Top of STUDY TEXT

Matein Khalid
Brent crude has now reached a post-pandemic high of $77 and reinforced my conviction that energy will be the best performing sector of September 2021.
Saudi Arabia and Russia have ignored the Biden White House’s call to pump more oil and the quota discipline in OPEC+ is intact while Libyan oil remains offline due to the civil war and the US’s Afghan debacle means Biden cannot risk his dwindling political capital on a nuclear deal with Iran. Add a cold winter and Hurricane Ida’s catastrophic impact on offshore output in the Gulf of Mexico/Texan refineries and all the ingredients for a $80 Brent are now in place. This is great news for Schlumberger (SLB), the world’s leading oil service firm has a higher beta to oil prices than either Haliburton or Baker Hughes.

Bottom of STUDY TEXT
Top of DATA SUPPLIED

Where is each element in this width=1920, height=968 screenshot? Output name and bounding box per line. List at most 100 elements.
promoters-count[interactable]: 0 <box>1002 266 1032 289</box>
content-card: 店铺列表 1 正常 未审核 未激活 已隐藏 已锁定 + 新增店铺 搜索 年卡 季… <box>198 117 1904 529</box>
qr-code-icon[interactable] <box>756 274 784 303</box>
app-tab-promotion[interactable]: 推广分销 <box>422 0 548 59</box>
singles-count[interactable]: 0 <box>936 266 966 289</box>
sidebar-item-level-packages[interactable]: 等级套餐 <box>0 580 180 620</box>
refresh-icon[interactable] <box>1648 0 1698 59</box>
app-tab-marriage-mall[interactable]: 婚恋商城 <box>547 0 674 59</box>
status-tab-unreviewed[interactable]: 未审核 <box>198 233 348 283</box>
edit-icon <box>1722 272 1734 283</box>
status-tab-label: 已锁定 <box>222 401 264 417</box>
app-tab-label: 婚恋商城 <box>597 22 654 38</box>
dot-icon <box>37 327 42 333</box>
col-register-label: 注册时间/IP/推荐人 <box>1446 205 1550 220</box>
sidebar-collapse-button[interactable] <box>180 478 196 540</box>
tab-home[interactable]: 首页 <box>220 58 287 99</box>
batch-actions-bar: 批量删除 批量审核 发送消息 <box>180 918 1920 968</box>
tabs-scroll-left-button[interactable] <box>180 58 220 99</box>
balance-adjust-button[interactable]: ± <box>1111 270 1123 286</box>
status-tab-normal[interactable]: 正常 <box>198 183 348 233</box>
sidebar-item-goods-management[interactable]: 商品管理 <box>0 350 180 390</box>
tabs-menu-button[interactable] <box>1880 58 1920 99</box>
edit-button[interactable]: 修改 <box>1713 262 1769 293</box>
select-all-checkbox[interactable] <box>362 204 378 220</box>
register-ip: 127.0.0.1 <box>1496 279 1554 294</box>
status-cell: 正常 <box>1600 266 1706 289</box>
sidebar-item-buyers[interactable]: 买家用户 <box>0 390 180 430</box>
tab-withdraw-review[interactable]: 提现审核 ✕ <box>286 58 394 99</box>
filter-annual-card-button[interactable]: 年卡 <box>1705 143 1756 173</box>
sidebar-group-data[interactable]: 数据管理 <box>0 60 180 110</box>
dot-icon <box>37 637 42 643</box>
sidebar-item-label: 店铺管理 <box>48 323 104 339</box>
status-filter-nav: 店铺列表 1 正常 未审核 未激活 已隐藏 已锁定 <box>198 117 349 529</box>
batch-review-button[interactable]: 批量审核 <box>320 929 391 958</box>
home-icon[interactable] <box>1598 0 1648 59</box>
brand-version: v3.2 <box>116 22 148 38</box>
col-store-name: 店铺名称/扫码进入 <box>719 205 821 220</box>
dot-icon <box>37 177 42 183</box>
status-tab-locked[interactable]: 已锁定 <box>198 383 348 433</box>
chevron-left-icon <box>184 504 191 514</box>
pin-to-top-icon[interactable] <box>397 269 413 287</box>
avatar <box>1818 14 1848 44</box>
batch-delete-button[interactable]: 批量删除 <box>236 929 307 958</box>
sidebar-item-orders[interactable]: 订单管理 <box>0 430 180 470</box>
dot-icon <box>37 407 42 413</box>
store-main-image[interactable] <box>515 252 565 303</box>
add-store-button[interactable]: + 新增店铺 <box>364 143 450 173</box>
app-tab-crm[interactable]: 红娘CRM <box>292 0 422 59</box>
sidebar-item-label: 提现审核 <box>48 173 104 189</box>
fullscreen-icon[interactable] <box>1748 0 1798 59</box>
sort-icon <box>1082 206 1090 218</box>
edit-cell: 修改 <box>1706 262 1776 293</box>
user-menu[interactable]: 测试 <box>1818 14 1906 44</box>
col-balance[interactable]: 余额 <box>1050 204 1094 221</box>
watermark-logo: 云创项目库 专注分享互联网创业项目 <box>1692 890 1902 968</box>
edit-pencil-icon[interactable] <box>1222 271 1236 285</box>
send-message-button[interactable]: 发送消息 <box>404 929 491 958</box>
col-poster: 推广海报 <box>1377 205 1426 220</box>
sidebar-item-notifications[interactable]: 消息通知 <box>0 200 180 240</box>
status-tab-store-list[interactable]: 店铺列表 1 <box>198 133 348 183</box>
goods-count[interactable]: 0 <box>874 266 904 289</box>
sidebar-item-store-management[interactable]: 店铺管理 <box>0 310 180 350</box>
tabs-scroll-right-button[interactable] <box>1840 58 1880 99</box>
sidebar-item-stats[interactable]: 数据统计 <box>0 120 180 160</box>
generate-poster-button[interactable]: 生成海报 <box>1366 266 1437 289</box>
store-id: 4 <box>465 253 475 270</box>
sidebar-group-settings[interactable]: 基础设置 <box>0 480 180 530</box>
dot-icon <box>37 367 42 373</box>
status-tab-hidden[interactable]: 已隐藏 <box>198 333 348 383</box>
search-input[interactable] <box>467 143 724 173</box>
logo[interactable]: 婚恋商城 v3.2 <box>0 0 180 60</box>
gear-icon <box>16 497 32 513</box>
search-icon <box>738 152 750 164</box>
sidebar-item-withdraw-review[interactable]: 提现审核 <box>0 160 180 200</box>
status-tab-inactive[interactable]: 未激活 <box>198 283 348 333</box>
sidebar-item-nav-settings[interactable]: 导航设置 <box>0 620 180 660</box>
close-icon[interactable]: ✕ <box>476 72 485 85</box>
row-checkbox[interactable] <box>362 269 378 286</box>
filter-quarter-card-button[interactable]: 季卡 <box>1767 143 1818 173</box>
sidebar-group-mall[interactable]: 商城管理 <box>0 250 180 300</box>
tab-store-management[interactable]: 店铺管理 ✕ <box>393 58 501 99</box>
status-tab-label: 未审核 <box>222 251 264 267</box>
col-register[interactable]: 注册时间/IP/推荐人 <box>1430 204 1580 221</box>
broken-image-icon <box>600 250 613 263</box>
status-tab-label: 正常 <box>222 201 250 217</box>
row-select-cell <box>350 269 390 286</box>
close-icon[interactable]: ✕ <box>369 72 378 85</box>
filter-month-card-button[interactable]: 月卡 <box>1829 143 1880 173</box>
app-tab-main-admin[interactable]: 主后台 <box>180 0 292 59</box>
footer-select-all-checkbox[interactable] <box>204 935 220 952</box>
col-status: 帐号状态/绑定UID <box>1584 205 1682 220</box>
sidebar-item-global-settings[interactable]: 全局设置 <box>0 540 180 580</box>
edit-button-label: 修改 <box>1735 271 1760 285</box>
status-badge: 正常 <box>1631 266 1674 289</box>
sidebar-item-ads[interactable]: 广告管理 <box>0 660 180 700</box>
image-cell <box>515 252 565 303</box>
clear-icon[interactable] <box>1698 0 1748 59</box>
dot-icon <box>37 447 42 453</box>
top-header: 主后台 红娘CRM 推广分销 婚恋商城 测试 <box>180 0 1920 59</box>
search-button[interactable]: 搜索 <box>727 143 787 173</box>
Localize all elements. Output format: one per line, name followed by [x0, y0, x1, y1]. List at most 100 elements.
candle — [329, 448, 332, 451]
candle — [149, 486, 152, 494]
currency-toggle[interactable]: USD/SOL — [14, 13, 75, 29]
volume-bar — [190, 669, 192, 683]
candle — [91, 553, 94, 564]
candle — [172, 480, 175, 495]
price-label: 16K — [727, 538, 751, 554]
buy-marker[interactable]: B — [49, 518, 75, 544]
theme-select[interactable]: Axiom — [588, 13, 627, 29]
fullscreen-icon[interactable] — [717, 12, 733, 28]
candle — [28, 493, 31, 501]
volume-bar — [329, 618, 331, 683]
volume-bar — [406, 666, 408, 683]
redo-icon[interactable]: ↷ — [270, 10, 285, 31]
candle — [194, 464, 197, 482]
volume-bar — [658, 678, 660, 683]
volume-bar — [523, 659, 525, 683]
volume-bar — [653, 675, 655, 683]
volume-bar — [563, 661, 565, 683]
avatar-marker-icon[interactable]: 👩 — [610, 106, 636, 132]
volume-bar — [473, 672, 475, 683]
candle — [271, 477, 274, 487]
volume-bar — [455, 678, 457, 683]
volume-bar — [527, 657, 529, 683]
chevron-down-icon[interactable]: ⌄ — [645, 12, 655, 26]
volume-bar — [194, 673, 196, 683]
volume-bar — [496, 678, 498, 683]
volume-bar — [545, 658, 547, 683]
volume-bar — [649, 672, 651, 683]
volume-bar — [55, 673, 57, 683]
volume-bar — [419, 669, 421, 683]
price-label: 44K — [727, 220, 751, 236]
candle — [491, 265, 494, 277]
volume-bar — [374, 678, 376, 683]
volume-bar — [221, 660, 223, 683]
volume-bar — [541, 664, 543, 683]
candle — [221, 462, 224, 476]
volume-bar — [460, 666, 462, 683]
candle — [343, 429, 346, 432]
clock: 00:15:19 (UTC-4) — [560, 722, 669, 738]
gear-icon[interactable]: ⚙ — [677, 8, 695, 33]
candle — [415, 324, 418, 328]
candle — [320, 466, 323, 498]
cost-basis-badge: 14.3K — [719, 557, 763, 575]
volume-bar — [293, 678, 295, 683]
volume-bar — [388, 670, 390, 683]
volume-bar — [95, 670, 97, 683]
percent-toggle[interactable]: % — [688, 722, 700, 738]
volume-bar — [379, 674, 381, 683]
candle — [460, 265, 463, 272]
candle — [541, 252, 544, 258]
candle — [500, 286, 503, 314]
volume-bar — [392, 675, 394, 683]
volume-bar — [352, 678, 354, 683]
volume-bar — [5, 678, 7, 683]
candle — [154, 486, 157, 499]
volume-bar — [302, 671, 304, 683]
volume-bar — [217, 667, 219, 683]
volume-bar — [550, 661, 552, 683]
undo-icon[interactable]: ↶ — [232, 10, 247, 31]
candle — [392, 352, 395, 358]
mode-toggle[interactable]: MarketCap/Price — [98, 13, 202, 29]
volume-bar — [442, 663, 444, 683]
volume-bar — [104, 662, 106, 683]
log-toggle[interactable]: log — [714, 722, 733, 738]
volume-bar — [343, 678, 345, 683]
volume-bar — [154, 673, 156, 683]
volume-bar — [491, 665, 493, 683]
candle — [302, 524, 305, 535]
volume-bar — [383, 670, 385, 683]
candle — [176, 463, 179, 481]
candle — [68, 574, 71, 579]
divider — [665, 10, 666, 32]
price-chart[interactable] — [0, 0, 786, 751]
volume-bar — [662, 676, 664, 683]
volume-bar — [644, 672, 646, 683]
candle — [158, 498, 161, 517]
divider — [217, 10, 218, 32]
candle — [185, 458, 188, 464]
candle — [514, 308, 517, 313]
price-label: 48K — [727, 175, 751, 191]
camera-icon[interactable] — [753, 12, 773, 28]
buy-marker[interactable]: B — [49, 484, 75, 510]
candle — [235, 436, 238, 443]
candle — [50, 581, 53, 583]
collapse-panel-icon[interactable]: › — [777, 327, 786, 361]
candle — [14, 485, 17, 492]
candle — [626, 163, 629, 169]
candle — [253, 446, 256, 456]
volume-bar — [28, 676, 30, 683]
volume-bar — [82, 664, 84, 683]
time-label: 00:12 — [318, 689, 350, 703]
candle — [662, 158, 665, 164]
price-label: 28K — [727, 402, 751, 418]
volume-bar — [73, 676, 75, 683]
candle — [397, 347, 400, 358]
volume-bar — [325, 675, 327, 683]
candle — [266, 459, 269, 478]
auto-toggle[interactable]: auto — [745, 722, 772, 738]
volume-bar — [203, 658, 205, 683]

Bottom of DATA SUPPLIED

TASK ITEM A
Check each statement against the oil market commentary and answer yes or no, quoting the words from the commentary that settle it: (i) Brent crude has reached a post-pandemic high of $77. (ii) Saudi Arabia and Russia followed the Biden White House's call to pump more oil. (iii) Schlumberger has a lower beta to oil prices than Baker Hughes.
TASK ITEM B
Carry the oil market commentary on from its last sentence.

RESULT A
(i) Yes: "Brent crude has now reached a post-pandemic high of $77"
(ii) No: "Saudi Arabia and Russia have ignored the Biden White House’s call to pump more oil"
(iii) No: "has a higher beta to oil prices than either Haliburton or Baker Hughes"

RESULT B
In this oil price milieu, SLB can well deliver $23 billion in revenue and EPS of $1.30. SLB’s restructuring in a Darwinian oil services market has seen it shrink in scale and focus more on its global state owned clients while downsizing North America. Even though Seven Sisters / NOC’s have cut their drilling budgets, SLB has managed to double its operating margins.
The valuation on SLB is not dirt cheap but not unreal either as long as black crude does not tank – which I do not think it will as long as China does not succumb to any more credit black swans.